### What this task involves
According to the dissertation abstract, what does the TAPER algorithm search for in multi-sequence alignments?

### Provided passage
UC San Diego

Phylogenetics has been widely adopted across biology. Yet, a continuing difficulty in phylogenetics is modeling all biological processes that shape evolution while maintaining computational scalability. My dissertation focuses on several problems, in each case, developing scalable algorithms that advance biological realism. Much of the dissertation focuses on species tree reconstruction confronting discordance among evolutionary histories of genes (gene trees) for biological reasons such as incomplete lineage sorting.

Past work had already developed statistically consistent methods such as ASTRAL for species tree reconstruction given gene trees. However, these methods failed to account for gene tree error (GTE). Contracting low-support branches was a potential solution, but ASTRAL was not efficient in handling polytomies. Here, I introduce ASTRAL-III, which drastically reduces the computational complexity in handling polytomies and improves robustness to GTE. Not satisfied with the need for a contraction threshold, I also introduce weighted ASTRAL, a method that down-weights error-prune gene tree branches and further improves the accuracy. Furthermore, I propose a method called ASTERISK to infer the species tree directly from multi-sequence alignments (MSAs), forgoing the need to infer error-prone gene trees. Having dealt with gene tree errors, I turn to errors in MSAs, which can impact phylogenetic analyses. I introduce TAPER, a novel two-dimensional outlier detection algorithm that looks for errors in small species-specific stretches of MSAs. TAPER can reduce GTE by finding much of the error while removing very little data.

### Information provided
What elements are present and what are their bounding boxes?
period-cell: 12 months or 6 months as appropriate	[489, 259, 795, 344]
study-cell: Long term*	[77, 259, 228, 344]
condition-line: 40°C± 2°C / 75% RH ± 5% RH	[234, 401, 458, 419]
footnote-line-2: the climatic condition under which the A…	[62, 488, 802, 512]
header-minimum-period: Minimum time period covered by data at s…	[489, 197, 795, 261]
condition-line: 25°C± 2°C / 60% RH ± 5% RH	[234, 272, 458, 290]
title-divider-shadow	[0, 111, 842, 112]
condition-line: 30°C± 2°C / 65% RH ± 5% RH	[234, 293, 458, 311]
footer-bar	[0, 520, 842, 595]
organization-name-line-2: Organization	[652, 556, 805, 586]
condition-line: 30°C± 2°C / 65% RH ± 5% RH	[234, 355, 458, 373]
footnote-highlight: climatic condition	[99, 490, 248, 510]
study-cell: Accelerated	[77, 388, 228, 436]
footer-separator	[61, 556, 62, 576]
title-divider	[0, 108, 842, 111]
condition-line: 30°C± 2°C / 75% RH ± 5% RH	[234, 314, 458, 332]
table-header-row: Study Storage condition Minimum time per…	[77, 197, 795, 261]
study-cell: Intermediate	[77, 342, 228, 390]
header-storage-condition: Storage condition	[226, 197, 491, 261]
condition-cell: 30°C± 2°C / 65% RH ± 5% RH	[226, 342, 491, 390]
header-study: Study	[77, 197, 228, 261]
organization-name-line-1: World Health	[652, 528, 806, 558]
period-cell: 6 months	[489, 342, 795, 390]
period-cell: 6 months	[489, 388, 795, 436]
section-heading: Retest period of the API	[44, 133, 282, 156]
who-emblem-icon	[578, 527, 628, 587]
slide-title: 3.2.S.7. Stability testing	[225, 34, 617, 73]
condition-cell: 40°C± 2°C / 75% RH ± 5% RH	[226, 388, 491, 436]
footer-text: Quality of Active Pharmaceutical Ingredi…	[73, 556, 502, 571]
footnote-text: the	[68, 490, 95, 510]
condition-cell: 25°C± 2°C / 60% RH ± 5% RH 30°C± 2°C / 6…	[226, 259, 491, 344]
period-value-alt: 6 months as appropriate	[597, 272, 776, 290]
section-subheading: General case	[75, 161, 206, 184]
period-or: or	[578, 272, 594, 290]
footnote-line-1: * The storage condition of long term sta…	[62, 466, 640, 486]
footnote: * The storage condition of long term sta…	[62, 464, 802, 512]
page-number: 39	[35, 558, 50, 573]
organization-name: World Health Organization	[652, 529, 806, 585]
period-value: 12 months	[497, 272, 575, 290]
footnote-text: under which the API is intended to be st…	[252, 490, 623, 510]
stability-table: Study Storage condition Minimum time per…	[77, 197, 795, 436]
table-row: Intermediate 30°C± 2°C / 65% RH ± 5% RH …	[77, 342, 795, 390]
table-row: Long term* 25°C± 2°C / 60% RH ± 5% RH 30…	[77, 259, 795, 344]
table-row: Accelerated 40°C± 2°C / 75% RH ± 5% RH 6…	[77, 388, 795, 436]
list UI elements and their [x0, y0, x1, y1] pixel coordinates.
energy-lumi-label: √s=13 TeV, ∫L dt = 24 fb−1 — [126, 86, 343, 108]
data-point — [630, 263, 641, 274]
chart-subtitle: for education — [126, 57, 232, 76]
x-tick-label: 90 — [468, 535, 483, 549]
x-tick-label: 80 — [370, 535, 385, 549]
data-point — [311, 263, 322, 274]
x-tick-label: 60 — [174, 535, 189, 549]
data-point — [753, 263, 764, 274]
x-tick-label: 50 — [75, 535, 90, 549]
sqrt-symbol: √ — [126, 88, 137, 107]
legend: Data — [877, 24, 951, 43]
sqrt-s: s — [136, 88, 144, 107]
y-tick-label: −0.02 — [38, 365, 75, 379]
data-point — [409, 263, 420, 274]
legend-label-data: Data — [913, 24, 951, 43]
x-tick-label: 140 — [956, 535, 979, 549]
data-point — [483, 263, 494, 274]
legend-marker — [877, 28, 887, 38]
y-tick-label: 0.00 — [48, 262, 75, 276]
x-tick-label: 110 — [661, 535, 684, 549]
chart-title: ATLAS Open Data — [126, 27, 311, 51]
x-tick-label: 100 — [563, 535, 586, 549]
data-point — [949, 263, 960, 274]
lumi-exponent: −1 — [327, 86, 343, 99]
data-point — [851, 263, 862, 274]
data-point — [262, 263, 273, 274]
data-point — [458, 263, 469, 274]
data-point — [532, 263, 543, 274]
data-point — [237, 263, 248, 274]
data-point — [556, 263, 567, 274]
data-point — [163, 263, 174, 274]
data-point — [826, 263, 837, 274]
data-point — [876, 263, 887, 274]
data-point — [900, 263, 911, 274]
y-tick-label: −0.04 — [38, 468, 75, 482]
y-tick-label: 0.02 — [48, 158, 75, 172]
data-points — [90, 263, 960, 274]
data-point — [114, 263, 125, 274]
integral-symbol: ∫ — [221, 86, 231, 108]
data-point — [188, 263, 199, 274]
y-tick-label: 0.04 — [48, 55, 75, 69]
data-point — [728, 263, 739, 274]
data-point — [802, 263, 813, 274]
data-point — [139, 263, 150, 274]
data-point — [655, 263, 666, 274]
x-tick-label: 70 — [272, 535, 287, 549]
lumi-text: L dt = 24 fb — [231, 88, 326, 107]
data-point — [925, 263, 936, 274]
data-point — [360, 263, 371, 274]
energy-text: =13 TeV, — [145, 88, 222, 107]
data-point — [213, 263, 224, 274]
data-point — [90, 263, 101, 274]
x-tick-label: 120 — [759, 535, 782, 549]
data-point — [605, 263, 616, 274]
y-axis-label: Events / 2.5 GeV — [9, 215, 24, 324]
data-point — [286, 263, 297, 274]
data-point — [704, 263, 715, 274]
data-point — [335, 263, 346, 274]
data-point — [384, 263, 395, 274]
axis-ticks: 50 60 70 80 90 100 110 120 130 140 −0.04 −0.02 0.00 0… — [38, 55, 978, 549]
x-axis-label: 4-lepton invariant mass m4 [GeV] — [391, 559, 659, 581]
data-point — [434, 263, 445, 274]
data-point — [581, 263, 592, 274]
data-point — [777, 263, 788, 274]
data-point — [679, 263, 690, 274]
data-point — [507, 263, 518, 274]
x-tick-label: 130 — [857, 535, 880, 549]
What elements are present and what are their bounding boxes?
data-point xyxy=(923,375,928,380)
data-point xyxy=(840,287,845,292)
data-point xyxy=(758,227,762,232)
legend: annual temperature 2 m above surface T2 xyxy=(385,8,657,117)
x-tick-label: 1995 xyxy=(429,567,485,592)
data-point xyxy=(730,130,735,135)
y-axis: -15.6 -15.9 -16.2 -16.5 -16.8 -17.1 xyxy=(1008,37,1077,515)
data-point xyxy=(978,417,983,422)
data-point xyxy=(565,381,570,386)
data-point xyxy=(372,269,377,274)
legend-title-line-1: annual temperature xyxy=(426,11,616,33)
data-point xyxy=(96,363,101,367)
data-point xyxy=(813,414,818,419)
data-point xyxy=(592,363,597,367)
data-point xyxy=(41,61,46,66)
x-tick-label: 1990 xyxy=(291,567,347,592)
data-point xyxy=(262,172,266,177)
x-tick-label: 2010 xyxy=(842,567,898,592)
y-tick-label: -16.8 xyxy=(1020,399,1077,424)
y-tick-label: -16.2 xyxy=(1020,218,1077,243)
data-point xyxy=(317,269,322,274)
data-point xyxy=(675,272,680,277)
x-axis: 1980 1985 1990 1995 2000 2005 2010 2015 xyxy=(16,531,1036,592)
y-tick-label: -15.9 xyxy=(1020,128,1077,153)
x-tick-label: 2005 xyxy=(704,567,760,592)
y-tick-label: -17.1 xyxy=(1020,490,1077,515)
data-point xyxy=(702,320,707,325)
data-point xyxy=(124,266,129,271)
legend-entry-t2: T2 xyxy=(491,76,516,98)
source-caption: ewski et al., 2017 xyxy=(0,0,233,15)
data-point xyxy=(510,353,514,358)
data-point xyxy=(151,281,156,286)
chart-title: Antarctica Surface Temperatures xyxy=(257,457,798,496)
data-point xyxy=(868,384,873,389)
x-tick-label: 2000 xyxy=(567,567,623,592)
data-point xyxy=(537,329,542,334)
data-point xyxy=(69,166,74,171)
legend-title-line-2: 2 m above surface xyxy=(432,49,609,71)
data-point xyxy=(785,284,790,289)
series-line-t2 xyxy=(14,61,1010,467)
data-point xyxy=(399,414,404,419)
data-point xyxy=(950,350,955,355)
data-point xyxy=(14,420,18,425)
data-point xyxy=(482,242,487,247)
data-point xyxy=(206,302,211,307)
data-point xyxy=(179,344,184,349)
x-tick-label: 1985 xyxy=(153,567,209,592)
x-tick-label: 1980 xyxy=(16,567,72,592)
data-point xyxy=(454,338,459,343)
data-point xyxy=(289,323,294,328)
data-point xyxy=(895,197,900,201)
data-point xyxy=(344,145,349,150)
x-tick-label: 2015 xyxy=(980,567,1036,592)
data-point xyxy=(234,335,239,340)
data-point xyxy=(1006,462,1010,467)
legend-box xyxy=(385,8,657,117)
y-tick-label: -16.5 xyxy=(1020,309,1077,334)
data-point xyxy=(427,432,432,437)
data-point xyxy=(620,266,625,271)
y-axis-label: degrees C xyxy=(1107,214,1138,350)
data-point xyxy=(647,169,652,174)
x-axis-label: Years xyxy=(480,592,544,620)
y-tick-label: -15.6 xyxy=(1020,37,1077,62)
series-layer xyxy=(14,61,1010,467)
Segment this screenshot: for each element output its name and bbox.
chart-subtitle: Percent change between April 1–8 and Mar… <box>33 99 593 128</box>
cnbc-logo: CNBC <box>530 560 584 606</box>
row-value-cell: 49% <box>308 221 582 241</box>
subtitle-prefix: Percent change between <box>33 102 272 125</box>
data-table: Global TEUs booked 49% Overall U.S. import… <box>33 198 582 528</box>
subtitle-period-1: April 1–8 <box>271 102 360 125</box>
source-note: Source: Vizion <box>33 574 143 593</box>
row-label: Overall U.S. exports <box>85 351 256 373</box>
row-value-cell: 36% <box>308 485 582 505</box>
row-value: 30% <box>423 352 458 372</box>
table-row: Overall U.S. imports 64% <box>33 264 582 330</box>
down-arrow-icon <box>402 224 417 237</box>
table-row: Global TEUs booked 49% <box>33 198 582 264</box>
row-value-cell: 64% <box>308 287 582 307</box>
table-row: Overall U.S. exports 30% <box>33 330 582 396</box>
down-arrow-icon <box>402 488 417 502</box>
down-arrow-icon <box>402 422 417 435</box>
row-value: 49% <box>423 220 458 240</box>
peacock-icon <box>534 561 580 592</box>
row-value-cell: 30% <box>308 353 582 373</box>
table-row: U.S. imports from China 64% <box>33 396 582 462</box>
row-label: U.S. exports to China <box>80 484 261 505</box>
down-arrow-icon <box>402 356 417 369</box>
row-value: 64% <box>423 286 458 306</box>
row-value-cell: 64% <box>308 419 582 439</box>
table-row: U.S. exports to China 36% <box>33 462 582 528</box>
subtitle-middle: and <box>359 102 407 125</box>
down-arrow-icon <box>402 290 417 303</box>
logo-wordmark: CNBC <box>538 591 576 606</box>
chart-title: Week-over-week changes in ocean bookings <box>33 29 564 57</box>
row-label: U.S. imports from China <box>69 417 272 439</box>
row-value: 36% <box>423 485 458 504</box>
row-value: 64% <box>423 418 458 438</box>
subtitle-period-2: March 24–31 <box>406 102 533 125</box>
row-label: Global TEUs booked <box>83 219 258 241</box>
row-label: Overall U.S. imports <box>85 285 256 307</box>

### Output below
Errors in small species-specific stretches of the alignments.